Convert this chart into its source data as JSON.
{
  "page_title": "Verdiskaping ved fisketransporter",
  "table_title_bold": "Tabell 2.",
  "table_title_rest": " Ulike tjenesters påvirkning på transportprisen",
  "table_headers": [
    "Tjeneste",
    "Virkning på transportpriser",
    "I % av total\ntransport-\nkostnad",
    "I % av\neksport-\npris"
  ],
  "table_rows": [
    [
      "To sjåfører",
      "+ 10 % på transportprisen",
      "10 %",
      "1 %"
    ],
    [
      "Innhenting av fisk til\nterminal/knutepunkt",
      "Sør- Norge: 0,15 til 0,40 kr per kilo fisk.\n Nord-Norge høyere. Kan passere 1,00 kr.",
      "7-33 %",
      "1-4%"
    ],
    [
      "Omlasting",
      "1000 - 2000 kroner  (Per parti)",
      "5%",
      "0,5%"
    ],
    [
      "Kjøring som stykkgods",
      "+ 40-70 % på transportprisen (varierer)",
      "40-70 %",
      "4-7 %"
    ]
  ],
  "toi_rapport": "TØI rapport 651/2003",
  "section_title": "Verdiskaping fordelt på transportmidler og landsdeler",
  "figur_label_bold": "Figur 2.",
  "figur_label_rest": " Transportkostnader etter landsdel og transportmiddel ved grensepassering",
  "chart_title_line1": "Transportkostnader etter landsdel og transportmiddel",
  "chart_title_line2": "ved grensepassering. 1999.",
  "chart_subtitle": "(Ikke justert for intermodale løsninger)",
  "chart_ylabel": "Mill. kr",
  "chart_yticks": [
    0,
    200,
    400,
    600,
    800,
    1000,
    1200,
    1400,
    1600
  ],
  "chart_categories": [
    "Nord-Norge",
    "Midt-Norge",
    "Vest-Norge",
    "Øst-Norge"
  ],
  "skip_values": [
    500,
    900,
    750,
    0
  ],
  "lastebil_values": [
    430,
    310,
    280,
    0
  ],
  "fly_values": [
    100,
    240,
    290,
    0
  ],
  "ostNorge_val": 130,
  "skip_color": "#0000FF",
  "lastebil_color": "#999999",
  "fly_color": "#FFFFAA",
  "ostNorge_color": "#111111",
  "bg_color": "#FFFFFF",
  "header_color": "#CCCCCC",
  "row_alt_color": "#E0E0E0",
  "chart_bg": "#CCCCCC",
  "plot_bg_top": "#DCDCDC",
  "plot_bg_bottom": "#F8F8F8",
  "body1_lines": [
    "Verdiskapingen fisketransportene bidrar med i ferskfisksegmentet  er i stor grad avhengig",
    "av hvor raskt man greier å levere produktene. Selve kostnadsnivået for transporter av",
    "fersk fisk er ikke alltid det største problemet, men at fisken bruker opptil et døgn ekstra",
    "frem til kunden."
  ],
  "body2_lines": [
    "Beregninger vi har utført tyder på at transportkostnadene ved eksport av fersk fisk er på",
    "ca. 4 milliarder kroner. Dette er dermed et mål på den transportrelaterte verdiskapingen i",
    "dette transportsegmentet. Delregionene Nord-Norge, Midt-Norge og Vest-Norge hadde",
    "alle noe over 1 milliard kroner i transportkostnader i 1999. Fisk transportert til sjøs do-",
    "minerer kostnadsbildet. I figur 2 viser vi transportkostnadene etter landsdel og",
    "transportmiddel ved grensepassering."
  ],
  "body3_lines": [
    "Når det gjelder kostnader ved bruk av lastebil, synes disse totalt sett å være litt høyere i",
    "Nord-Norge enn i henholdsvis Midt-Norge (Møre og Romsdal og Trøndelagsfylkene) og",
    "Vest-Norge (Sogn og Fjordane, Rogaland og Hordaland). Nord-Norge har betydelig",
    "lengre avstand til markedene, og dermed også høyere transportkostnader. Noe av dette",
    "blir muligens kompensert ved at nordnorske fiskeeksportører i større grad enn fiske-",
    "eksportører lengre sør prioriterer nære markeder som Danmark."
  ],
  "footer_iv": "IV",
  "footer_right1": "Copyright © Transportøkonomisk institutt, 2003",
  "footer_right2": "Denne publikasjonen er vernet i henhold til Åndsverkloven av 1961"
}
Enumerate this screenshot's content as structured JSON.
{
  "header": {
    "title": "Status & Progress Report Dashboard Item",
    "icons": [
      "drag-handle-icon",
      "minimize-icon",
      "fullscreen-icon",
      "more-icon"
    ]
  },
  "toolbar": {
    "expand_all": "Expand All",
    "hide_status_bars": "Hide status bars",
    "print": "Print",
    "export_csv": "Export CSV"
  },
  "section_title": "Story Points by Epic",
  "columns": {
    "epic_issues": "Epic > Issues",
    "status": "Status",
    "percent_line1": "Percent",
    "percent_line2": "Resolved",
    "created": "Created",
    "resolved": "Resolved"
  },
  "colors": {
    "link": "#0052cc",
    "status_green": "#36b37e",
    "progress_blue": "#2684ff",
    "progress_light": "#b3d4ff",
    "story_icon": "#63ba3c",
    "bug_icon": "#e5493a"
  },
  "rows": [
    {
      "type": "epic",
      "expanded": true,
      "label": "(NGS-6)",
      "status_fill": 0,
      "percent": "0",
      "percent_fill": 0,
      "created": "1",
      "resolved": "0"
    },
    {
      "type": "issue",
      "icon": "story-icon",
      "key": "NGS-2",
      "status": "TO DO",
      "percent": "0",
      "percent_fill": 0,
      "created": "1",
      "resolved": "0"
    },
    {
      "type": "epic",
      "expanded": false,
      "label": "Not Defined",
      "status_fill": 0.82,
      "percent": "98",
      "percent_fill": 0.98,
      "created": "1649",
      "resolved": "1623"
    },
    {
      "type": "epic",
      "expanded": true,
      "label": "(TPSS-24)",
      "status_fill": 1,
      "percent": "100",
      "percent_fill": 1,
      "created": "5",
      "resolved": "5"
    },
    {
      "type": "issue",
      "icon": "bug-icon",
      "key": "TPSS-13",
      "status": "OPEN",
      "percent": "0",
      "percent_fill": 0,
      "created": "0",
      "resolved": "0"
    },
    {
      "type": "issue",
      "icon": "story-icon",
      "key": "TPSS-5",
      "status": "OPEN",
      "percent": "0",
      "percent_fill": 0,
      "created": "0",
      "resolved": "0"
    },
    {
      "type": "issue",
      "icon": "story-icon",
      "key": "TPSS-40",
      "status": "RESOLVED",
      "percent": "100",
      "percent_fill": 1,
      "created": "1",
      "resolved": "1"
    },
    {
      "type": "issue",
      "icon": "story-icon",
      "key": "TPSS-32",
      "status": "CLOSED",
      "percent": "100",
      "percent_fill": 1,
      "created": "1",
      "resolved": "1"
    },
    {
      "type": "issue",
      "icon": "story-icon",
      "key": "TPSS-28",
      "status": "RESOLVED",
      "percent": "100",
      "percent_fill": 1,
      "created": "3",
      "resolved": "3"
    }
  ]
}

──────

JOB: From the records above, please extract every line and repeat it exactly.

RESPONSE TO THIS TASK:
Convert this chart into its source data as JSON.
{
  "page_title": "Verdiskaping ved fisketransporter",
  "table_title_bold": "Tabell 2.",
  "table_title_rest": " Ulike tjenesters påvirkning på transportprisen",
  "table_headers": [
    "Tjeneste",
    "Virkning på transportpriser",
    "I % av total\ntransport-\nkostnad",
    "I % av\neksport-\npris"
  ],
  "table_rows": [
    [
      "To sjåfører",
      "+ 10 % på transportprisen",
      "10 %",
      "1 %"
    ],
    [
      "Innhenting av fisk til\nterminal/knutepunkt",
      "Sør- Norge: 0,15 til 0,40 kr per kilo fisk.\n Nord-Norge høyere. Kan passere 1,00 kr.",
      "7-33 %",
      "1-4%"
    ],
    [
      "Omlasting",
      "1000 - 2000 kroner  (Per parti)",
      "5%",
      "0,5%"
    ],
    [
      "Kjøring som stykkgods",
      "+ 40-70 % på transportprisen (varierer)",
      "40-70 %",
      "4-7 %"
    ]
  ],
  "toi_rapport": "TØI rapport 651/2003",
  "section_title": "Verdiskaping fordelt på transportmidler og landsdeler",
  "figur_label_bold": "Figur 2.",
  "figur_label_rest": " Transportkostnader etter landsdel og transportmiddel ved grensepassering",
  "chart_title_line1": "Transportkostnader etter landsdel og transportmiddel",
  "chart_title_line2": "ved grensepassering. 1999.",
  "chart_subtitle": "(Ikke justert for intermodale løsninger)",
  "chart_ylabel": "Mill. kr",
  "chart_yticks": [
    0,
    200,
    400,
    600,
    800,
    1000,
    1200,
    1400,
    1600
  ],
  "chart_categories": [
    "Nord-Norge",
    "Midt-Norge",
    "Vest-Norge",
    "Øst-Norge"
  ],
  "skip_values": [
    500,
    900,
    750,
    0
  ],
  "lastebil_values": [
    430,
    310,
    280,
    0
  ],
  "fly_values": [
    100,
    240,
    290,
    0
  ],
  "ostNorge_val": 130,
  "skip_color": "#0000FF",
  "lastebil_color": "#999999",
  "fly_color": "#FFFFAA",
  "ostNorge_color": "#111111",
  "bg_color": "#FFFFFF",
  "header_color": "#CCCCCC",
  "row_alt_color": "#E0E0E0",
  "chart_bg": "#CCCCCC",
  "plot_bg_top": "#DCDCDC",
  "plot_bg_bottom": "#F8F8F8",
  "body1_lines": [
    "Verdiskapingen fisketransportene bidrar med i ferskfisksegmentet  er i stor grad avhengig",
    "av hvor raskt man greier å levere produktene. Selve kostnadsnivået for transporter av",
    "fersk fisk er ikke alltid det største problemet, men at fisken bruker opptil et døgn ekstra",
    "frem til kunden."
  ],
  "body2_lines": [
    "Beregninger vi har utført tyder på at transportkostnadene ved eksport av fersk fisk er på",
    "ca. 4 milliarder kroner. Dette er dermed et mål på den transportrelaterte verdiskapingen i",
    "dette transportsegmentet. Delregionene Nord-Norge, Midt-Norge og Vest-Norge hadde",
    "alle noe over 1 milliard kroner i transportkostnader i 1999. Fisk transportert til sjøs do-",
    "minerer kostnadsbildet. I figur 2 viser vi transportkostnadene etter landsdel og",
    "transportmiddel ved grensepassering."
  ],
  "body3_lines": [
    "Når det gjelder kostnader ved bruk av lastebil, synes disse totalt sett å være litt høyere i",
    "Nord-Norge enn i henholdsvis Midt-Norge (Møre og Romsdal og Trøndelagsfylkene) og",
    "Vest-Norge (Sogn og Fjordane, Rogaland og Hordaland). Nord-Norge har betydelig",
    "lengre avstand til markedene, og dermed også høyere transportkostnader. Noe av dette",
    "blir muligens kompensert ved at nordnorske fiskeeksportører i større grad enn fiske-",
    "eksportører lengre sør prioriterer nære markeder som Danmark."
  ],
  "footer_iv": "IV",
  "footer_right1": "Copyright © Transportøkonomisk institutt, 2003",
  "footer_right2": "Denne publikasjonen er vernet i henhold til Åndsverkloven av 1961"
}
Enumerate this screenshot's content as structured JSON.
{
  "header": {
    "title": "Status & Progress Report Dashboard Item",
    "icons": [
      "drag-handle-icon",
      "minimize-icon",
      "fullscreen-icon",
      "more-icon"
    ]
  },
  "toolbar": {
    "expand_all": "Expand All",
    "hide_status_bars": "Hide status bars",
    "print": "Print",
    "export_csv": "Export CSV"
  },
  "section_title": "Story Points by Epic",
  "columns": {
    "epic_issues": "Epic > Issues",
    "status": "Status",
    "percent_line1": "Percent",
    "percent_line2": "Resolved",
    "created": "Created",
    "resolved": "Resolved"
  },
  "colors": {
    "link": "#0052cc",
    "status_green": "#36b37e",
    "progress_blue": "#2684ff",
    "progress_light": "#b3d4ff",
    "story_icon": "#63ba3c",
    "bug_icon": "#e5493a"
  },
  "rows": [
    {
      "type": "epic",
      "expanded": true,
      "label": "(NGS-6)",
      "status_fill": 0,
      "percent": "0",
      "percent_fill": 0,
      "created": "1",
      "resolved": "0"
    },
    {
      "type": "issue",
      "icon": "story-icon",
      "key": "NGS-2",
      "status": "TO DO",
      "percent": "0",
      "percent_fill": 0,
      "created": "1",
      "resolved": "0"
    },
    {
      "type": "epic",
      "expanded": false,
      "label": "Not Defined",
      "status_fill": 0.82,
      "percent": "98",
      "percent_fill": 0.98,
      "created": "1649",
      "resolved": "1623"
    },
    {
      "type": "epic",
      "expanded": true,
      "label": "(TPSS-24)",
      "status_fill": 1,
      "percent": "100",
      "percent_fill": 1,
      "created": "5",
      "resolved": "5"
    },
    {
      "type": "issue",
      "icon": "bug-icon",
      "key": "TPSS-13",
      "status": "OPEN",
      "percent": "0",
      "percent_fill": 0,
      "created": "0",
      "resolved": "0"
    },
    {
      "type": "issue",
      "icon": "story-icon",
      "key": "TPSS-5",
      "status": "OPEN",
      "percent": "0",
      "percent_fill": 0,
      "created": "0",
      "resolved": "0"
    },
    {
      "type": "issue",
      "icon": "story-icon",
      "key": "TPSS-40",
      "status": "RESOLVED",
      "percent": "100",
      "percent_fill": 1,
      "created": "1",
      "resolved": "1"
    },
    {
      "type": "issue",
      "icon": "story-icon",
      "key": "TPSS-32",
      "status": "CLOSED",
      "percent": "100",
      "percent_fill": 1,
      "created": "1",
      "resolved": "1"
    },
    {
      "type": "issue",
      "icon": "story-icon",
      "key": "TPSS-28",
      "status": "RESOLVED",
      "percent": "100",
      "percent_fill": 1,
      "created": "3",
      "resolved": "3"
    }
  ]
}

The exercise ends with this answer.